Start Dataset excerpts

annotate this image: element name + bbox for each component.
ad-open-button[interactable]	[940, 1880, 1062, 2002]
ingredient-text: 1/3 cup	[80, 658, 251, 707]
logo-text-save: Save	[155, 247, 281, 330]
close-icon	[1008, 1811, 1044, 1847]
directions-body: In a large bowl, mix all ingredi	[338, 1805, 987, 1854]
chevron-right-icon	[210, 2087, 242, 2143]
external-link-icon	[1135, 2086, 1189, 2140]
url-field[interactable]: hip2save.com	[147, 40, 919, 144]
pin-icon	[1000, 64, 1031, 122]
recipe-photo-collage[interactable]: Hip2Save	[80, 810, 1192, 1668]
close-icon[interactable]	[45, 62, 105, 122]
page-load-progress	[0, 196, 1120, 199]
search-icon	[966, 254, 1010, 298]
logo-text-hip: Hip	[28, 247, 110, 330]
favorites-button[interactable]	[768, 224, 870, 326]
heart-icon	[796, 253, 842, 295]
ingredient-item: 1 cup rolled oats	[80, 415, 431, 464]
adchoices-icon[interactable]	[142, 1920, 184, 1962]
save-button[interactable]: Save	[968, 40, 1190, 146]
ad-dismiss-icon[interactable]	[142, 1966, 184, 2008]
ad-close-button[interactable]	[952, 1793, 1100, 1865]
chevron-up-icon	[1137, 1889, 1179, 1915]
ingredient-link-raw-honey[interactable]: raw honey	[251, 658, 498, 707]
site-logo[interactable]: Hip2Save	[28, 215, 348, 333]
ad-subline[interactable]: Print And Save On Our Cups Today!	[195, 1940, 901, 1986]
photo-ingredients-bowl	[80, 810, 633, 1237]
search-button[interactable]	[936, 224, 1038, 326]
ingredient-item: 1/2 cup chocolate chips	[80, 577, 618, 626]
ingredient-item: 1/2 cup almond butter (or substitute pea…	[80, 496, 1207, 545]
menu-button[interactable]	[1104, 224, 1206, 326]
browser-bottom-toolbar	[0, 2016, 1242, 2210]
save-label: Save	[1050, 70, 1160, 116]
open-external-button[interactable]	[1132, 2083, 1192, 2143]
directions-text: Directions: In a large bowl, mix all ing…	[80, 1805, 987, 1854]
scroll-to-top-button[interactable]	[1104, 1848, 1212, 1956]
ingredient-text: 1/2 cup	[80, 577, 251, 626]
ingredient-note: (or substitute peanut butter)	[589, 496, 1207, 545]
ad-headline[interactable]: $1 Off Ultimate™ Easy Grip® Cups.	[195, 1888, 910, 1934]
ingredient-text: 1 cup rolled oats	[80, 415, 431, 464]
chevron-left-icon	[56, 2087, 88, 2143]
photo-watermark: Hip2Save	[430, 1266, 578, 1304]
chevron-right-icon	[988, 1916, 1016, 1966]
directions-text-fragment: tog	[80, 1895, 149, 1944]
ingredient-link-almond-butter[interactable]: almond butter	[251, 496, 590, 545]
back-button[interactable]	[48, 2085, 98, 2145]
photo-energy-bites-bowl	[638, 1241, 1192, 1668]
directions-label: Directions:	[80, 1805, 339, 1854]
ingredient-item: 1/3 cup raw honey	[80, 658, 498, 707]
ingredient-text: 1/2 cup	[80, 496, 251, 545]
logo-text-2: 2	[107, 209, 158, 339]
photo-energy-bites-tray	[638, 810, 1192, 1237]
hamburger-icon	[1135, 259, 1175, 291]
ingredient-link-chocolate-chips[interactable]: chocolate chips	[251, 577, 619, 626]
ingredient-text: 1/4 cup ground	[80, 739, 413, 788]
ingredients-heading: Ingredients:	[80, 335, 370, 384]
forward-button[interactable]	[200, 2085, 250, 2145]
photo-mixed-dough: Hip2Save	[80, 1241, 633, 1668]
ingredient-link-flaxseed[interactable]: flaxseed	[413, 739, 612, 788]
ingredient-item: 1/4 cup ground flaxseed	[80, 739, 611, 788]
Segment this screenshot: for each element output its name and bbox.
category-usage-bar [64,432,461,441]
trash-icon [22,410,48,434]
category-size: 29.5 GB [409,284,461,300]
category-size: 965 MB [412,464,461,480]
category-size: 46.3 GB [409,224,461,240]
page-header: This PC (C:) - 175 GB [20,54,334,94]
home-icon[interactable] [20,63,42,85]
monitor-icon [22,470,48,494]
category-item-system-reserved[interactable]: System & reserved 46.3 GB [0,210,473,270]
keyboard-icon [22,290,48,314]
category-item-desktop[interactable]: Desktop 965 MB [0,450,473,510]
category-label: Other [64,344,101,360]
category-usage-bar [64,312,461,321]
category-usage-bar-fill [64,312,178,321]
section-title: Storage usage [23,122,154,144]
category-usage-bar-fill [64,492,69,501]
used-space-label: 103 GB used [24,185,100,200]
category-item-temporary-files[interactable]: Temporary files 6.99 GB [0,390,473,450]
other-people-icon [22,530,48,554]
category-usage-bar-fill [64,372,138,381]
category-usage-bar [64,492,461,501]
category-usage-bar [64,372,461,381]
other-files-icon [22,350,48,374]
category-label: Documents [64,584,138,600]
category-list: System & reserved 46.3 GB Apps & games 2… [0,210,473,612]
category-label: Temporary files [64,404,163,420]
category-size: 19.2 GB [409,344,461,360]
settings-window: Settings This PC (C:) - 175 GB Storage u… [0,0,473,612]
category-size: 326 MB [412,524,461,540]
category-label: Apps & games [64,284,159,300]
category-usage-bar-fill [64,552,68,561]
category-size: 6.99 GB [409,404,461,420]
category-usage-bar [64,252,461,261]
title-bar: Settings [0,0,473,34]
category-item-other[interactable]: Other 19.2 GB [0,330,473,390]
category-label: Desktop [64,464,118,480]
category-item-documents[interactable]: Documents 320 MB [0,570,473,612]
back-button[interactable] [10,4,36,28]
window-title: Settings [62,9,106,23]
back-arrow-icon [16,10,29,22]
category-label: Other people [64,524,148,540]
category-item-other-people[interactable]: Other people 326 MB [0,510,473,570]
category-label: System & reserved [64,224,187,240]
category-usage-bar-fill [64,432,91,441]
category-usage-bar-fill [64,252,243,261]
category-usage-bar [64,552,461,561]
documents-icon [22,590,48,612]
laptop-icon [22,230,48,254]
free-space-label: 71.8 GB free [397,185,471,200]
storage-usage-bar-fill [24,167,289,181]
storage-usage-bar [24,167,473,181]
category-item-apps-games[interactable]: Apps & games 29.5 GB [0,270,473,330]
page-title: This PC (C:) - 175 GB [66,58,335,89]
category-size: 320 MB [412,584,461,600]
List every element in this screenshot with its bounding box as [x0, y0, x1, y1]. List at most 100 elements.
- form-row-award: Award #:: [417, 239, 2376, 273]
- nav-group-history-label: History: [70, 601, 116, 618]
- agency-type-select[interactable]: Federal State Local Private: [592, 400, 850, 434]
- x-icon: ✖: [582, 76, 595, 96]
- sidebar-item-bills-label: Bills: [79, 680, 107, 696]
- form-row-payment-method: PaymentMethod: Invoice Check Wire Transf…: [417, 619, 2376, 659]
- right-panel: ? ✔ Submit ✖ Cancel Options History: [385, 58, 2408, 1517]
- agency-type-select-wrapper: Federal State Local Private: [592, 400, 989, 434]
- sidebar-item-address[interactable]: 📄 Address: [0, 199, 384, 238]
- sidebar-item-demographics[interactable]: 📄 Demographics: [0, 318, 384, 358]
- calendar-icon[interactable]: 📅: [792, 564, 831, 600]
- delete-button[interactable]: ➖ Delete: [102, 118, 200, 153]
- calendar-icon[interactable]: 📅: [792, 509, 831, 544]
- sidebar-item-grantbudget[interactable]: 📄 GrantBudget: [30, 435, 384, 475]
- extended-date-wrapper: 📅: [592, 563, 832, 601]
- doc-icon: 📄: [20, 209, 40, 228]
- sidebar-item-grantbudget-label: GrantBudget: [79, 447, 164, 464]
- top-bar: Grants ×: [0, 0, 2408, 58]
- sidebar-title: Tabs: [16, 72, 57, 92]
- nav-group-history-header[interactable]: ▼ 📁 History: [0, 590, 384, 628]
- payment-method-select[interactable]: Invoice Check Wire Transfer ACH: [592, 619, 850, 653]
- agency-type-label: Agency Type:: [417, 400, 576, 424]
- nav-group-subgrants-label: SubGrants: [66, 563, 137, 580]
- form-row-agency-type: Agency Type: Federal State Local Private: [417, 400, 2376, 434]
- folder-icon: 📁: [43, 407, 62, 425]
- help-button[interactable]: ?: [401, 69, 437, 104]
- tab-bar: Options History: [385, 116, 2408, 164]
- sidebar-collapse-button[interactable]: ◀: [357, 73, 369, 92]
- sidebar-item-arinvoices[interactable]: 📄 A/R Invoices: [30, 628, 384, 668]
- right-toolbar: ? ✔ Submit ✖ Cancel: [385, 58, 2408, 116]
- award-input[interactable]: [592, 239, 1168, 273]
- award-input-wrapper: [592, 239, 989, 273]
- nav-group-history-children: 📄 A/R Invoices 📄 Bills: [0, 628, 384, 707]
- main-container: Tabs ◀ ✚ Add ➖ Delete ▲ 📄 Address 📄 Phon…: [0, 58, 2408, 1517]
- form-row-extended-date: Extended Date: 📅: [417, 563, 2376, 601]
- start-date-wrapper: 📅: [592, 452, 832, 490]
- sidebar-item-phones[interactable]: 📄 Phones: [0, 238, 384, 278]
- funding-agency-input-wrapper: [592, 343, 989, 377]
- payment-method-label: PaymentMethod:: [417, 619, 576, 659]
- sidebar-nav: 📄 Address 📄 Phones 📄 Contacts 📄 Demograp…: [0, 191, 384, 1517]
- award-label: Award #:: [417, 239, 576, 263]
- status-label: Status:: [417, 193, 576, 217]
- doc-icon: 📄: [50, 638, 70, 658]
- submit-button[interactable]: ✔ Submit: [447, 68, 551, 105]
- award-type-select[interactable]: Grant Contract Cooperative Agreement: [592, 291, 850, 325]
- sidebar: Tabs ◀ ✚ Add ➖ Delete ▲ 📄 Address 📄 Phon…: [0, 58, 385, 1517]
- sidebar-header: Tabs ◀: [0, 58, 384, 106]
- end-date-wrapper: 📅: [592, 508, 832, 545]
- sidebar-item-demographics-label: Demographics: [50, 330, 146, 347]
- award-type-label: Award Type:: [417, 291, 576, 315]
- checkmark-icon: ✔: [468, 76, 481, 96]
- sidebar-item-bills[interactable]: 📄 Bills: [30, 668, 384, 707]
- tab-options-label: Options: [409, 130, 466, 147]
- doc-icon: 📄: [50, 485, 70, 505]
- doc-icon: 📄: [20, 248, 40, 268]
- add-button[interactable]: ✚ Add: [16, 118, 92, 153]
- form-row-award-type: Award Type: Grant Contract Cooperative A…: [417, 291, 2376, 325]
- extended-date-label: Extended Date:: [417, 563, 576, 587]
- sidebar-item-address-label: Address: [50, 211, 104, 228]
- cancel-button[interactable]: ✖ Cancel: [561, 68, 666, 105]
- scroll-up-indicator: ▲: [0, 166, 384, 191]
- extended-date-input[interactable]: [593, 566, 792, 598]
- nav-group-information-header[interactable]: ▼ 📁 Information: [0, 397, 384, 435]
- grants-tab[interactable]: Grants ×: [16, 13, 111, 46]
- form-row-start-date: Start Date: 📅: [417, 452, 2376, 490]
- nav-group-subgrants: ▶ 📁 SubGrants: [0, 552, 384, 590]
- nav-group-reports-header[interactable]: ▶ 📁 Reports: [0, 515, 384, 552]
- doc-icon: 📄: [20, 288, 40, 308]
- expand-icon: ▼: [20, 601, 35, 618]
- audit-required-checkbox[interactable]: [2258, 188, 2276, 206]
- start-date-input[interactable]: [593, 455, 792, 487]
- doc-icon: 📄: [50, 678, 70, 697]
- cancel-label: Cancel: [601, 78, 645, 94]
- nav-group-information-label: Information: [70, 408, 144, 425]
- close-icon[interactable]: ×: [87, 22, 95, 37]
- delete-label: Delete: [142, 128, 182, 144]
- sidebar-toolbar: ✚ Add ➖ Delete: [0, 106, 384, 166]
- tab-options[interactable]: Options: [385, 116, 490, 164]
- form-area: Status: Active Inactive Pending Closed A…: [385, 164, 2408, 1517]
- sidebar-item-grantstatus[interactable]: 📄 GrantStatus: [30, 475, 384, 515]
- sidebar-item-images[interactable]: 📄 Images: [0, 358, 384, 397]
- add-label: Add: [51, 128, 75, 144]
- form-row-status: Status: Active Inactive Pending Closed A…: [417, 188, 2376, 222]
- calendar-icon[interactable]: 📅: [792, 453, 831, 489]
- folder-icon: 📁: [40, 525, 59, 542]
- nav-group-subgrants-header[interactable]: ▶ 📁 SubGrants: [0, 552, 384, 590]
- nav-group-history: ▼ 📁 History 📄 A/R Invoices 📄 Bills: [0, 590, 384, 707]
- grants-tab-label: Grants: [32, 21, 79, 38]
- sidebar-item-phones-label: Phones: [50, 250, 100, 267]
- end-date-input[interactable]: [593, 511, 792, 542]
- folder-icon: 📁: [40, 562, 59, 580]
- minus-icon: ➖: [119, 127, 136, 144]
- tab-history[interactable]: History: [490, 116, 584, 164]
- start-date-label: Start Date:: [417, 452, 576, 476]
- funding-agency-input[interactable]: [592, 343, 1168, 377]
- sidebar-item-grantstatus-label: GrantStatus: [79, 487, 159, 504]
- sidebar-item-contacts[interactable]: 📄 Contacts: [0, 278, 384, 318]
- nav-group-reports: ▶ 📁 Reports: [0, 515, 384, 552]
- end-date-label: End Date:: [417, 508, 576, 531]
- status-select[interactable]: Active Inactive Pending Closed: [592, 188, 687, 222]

End Dataset excerpts

→ Exercise details: Rewrite as a JSON list of strings, one per line and without blank lines, everything from the start of the records down to the line containing "1966, 184, 2008]".

→ Response:
[
  "annotate this image: element name + bbox for each component.",
  "ad-open-button[interactable]\t[940, 1880, 1062, 2002]",
  "ingredient-text: 1/3 cup\t[80, 658, 251, 707]",
  "logo-text-save: Save\t[155, 247, 281, 330]",
  "close-icon\t[1008, 1811, 1044, 1847]",
  "directions-body: In a large bowl, mix all ingredi\t[338, 1805, 987, 1854]",
  "chevron-right-icon\t[210, 2087, 242, 2143]",
  "external-link-icon\t[1135, 2086, 1189, 2140]",
  "url-field[interactable]: hip2save.com\t[147, 40, 919, 144]",
  "pin-icon\t[1000, 64, 1031, 122]",
  "recipe-photo-collage[interactable]: Hip2Save\t[80, 810, 1192, 1668]",
  "close-icon[interactable]\t[45, 62, 105, 122]",
  "page-load-progress\t[0, 196, 1120, 199]",
  "search-icon\t[966, 254, 1010, 298]",
  "logo-text-hip: Hip\t[28, 247, 110, 330]",
  "favorites-button[interactable]\t[768, 224, 870, 326]",
  "heart-icon\t[796, 253, 842, 295]",
  "ingredient-item: 1 cup rolled oats\t[80, 415, 431, 464]",
  "adchoices-icon[interactable]\t[142, 1920, 184, 1962]",
  "save-button[interactable]: Save\t[968, 40, 1190, 146]",
  "ad-dismiss-icon[interactable]\t[142, 1966, 184, 2008]"
]